» DIRECTION
Write each line out again exactly as written.

» PROVIDED MATERIAL
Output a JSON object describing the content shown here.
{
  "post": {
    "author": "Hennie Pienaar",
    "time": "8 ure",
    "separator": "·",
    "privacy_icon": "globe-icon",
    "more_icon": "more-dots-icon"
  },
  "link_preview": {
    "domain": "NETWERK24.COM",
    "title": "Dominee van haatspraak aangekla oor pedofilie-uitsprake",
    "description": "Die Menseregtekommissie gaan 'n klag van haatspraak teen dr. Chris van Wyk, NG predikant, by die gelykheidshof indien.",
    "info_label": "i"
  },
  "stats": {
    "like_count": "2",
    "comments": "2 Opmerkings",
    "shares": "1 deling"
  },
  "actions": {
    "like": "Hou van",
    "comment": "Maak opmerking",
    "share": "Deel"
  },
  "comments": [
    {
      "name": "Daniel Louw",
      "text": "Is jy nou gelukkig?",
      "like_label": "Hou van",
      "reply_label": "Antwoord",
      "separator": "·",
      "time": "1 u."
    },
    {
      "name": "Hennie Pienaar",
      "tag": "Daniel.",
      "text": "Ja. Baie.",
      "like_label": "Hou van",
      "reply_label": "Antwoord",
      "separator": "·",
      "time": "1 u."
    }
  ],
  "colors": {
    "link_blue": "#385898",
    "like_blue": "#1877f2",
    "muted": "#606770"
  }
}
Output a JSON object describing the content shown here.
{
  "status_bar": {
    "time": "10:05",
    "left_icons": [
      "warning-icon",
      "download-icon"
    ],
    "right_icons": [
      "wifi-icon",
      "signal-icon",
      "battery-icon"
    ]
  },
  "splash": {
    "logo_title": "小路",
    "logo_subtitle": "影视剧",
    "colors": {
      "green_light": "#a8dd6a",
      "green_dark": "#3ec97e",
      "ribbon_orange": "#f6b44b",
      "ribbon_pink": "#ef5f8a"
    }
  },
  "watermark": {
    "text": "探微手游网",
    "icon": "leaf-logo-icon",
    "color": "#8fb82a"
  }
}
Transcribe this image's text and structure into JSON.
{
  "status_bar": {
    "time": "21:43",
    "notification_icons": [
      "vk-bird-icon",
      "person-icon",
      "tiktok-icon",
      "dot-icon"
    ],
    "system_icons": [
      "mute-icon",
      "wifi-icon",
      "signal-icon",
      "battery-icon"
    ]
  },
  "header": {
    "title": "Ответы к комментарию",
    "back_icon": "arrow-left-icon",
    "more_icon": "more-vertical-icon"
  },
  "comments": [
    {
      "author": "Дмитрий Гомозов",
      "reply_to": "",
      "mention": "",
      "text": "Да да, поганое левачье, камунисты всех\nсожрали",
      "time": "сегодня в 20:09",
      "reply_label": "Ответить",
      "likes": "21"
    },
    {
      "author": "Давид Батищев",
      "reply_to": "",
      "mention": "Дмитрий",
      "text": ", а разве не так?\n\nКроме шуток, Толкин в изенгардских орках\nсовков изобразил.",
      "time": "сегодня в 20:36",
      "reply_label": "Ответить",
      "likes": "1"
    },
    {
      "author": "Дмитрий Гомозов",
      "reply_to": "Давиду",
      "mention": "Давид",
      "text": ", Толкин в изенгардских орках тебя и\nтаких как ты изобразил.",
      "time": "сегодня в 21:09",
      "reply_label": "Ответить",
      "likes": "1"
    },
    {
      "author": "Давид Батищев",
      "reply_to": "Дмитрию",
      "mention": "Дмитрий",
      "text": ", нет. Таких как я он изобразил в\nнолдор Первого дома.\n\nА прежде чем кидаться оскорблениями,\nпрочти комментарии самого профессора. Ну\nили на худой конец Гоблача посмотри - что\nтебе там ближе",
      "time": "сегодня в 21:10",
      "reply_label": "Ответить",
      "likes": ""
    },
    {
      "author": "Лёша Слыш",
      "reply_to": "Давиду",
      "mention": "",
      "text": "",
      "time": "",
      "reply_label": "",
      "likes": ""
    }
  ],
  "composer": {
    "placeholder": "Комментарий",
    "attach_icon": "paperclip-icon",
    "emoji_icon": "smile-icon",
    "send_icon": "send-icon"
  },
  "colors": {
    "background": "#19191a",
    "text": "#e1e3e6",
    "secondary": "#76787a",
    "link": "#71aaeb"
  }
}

» COMPLETE RESPONSE
Output a JSON object describing the content shown here.
{
  "post": {
    "author": "Hennie Pienaar",
    "time": "8 ure",
    "separator": "·",
    "privacy_icon": "globe-icon",
    "more_icon": "more-dots-icon"
  },
  "link_preview": {
    "domain": "NETWERK24.COM",
    "title": "Dominee van haatspraak aangekla oor pedofilie-uitsprake",
    "description": "Die Menseregtekommissie gaan 'n klag van haatspraak teen dr. Chris van Wyk, NG predikant, by die gelykheidshof indien.",
    "info_label": "i"
  },
  "stats": {
    "like_count": "2",
    "comments": "2 Opmerkings",
    "shares": "1 deling"
  },
  "actions": {
    "like": "Hou van",
    "comment": "Maak opmerking",
    "share": "Deel"
  },
  "comments": [
    {
      "name": "Daniel Louw",
      "text": "Is jy nou gelukkig?",
      "like_label": "Hou van",
      "reply_label": "Antwoord",
      "separator": "·",
      "time": "1 u."
    },
    {
      "name": "Hennie Pienaar",
      "tag": "Daniel.",
      "text": "Ja. Baie.",
      "like_label": "Hou van",
      "reply_label": "Antwoord",
      "separator": "·",
      "time": "1 u."
    }
  ],
  "colors": {
    "link_blue": "#385898",
    "like_blue": "#1877f2",
    "muted": "#606770"
  }
}
Output a JSON object describing the content shown here.
{
  "status_bar": {
    "time": "10:05",
    "left_icons": [
      "warning-icon",
      "download-icon"
    ],
    "right_icons": [
      "wifi-icon",
      "signal-icon",
      "battery-icon"
    ]
  },
  "splash": {
    "logo_title": "小路",
    "logo_subtitle": "影视剧",
    "colors": {
      "green_light": "#a8dd6a",
      "green_dark": "#3ec97e",
      "ribbon_orange": "#f6b44b",
      "ribbon_pink": "#ef5f8a"
    }
  },
  "watermark": {
    "text": "探微手游网",
    "icon": "leaf-logo-icon",
    "color": "#8fb82a"
  }
}
Transcribe this image's text and structure into JSON.
{
  "status_bar": {
    "time": "21:43",
    "notification_icons": [
      "vk-bird-icon",
      "person-icon",
      "tiktok-icon",
      "dot-icon"
    ],
    "system_icons": [
      "mute-icon",
      "wifi-icon",
      "signal-icon",
      "battery-icon"
    ]
  },
  "header": {
    "title": "Ответы к комментарию",
    "back_icon": "arrow-left-icon",
    "more_icon": "more-vertical-icon"
  },
  "comments": [
    {
      "author": "Дмитрий Гомозов",
      "reply_to": "",
      "mention": "",
      "text": "Да да, поганое левачье, камунисты всех\nсожрали",
      "time": "сегодня в 20:09",
      "reply_label": "Ответить",
      "likes": "21"
    },
    {
      "author": "Давид Батищев",
      "reply_to": "",
      "mention": "Дмитрий",
      "text": ", а разве не так?\n\nКроме шуток, Толкин в изенгардских орках\nсовков изобразил.",
      "time": "сегодня в 20:36",
      "reply_label": "Ответить",
      "likes": "1"
    },
    {
      "author": "Дмитрий Гомозов",
      "reply_to": "Давиду",
      "mention": "Давид",
      "text": ", Толкин в изенгардских орках тебя и\nтаких как ты изобразил.",
      "time": "сегодня в 21:09",
      "reply_label": "Ответить",
      "likes": "1"
    },
    {
      "author": "Давид Батищев",
      "reply_to": "Дмитрию",
      "mention": "Дмитрий",
      "text": ", нет. Таких как я он изобразил в\nнолдор Первого дома.\n\nА прежде чем кидаться оскорблениями,\nпрочти комментарии самого профессора. Ну\nили на худой конец Гоблача посмотри - что\nтебе там ближе",
      "time": "сегодня в 21:10",
      "reply_label": "Ответить",
      "likes": ""
    },
    {
      "author": "Лёша Слыш",
      "reply_to": "Давиду",
      "mention": "",
      "text": "",
      "time": "",
      "reply_label": "",
      "likes": ""
    }
  ],
  "composer": {
    "placeholder": "Комментарий",
    "attach_icon": "paperclip-icon",
    "emoji_icon": "smile-icon",
    "send_icon": "send-icon"
  },
  "colors": {
    "background": "#19191a",
    "text": "#e1e3e6",
    "secondary": "#76787a",
    "link": "#71aaeb"
  }
}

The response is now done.